Stored data entries
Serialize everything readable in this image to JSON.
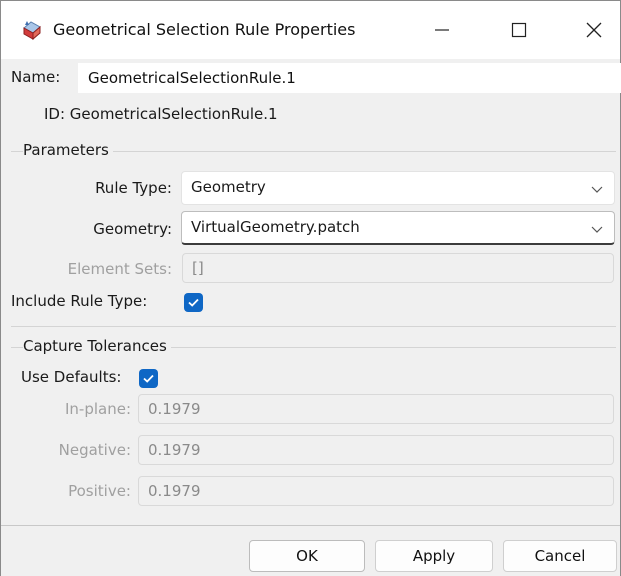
{
  "window": {
    "title": "Geometrical Selection Rule Properties",
    "icon": "selection-rule-app-icon"
  },
  "name": {
    "label": "Name:",
    "value": "GeometricalSelectionRule.1"
  },
  "id": {
    "text": "ID: GeometricalSelectionRule.1"
  },
  "parameters": {
    "title": "Parameters",
    "rule_type": {
      "label": "Rule Type:",
      "value": "Geometry"
    },
    "geometry": {
      "label": "Geometry:",
      "value": "VirtualGeometry.patch"
    },
    "element_sets": {
      "label": "Element Sets:",
      "value": "[]"
    },
    "include_rule_type": {
      "label": "Include Rule Type:",
      "checked": true
    }
  },
  "capture_tolerances": {
    "title": "Capture Tolerances",
    "use_defaults": {
      "label": "Use Defaults:",
      "checked": true
    },
    "in_plane": {
      "label": "In-plane:",
      "value": "0.1979"
    },
    "negative": {
      "label": "Negative:",
      "value": "0.1979"
    },
    "positive": {
      "label": "Positive:",
      "value": "0.1979"
    }
  },
  "buttons": {
    "ok": "OK",
    "apply": "Apply",
    "cancel": "Cancel"
  },
  "colors": {
    "accent": "#0f67c5",
    "background": "#f0f0f0",
    "disabled_text": "#a0a0a0"
  }
}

# WHAT THE TASK ASKS:
Copy out each line exactly, without the pictures.

# RESULT FOR THIS EXERCISE:
Serialize everything readable in this image to JSON.
{
  "window": {
    "title": "Geometrical Selection Rule Properties",
    "icon": "selection-rule-app-icon"
  },
  "name": {
    "label": "Name:",
    "value": "GeometricalSelectionRule.1"
  },
  "id": {
    "text": "ID: GeometricalSelectionRule.1"
  },
  "parameters": {
    "title": "Parameters",
    "rule_type": {
      "label": "Rule Type:",
      "value": "Geometry"
    },
    "geometry": {
      "label": "Geometry:",
      "value": "VirtualGeometry.patch"
    },
    "element_sets": {
      "label": "Element Sets:",
      "value": "[]"
    },
    "include_rule_type": {
      "label": "Include Rule Type:",
      "checked": true
    }
  },
  "capture_tolerances": {
    "title": "Capture Tolerances",
    "use_defaults": {
      "label": "Use Defaults:",
      "checked": true
    },
    "in_plane": {
      "label": "In-plane:",
      "value": "0.1979"
    },
    "negative": {
      "label": "Negative:",
      "value": "0.1979"
    },
    "positive": {
      "label": "Positive:",
      "value": "0.1979"
    }
  },
  "buttons": {
    "ok": "OK",
    "apply": "Apply",
    "cancel": "Cancel"
  },
  "colors": {
    "accent": "#0f67c5",
    "background": "#f0f0f0",
    "disabled_text": "#a0a0a0"
  }
}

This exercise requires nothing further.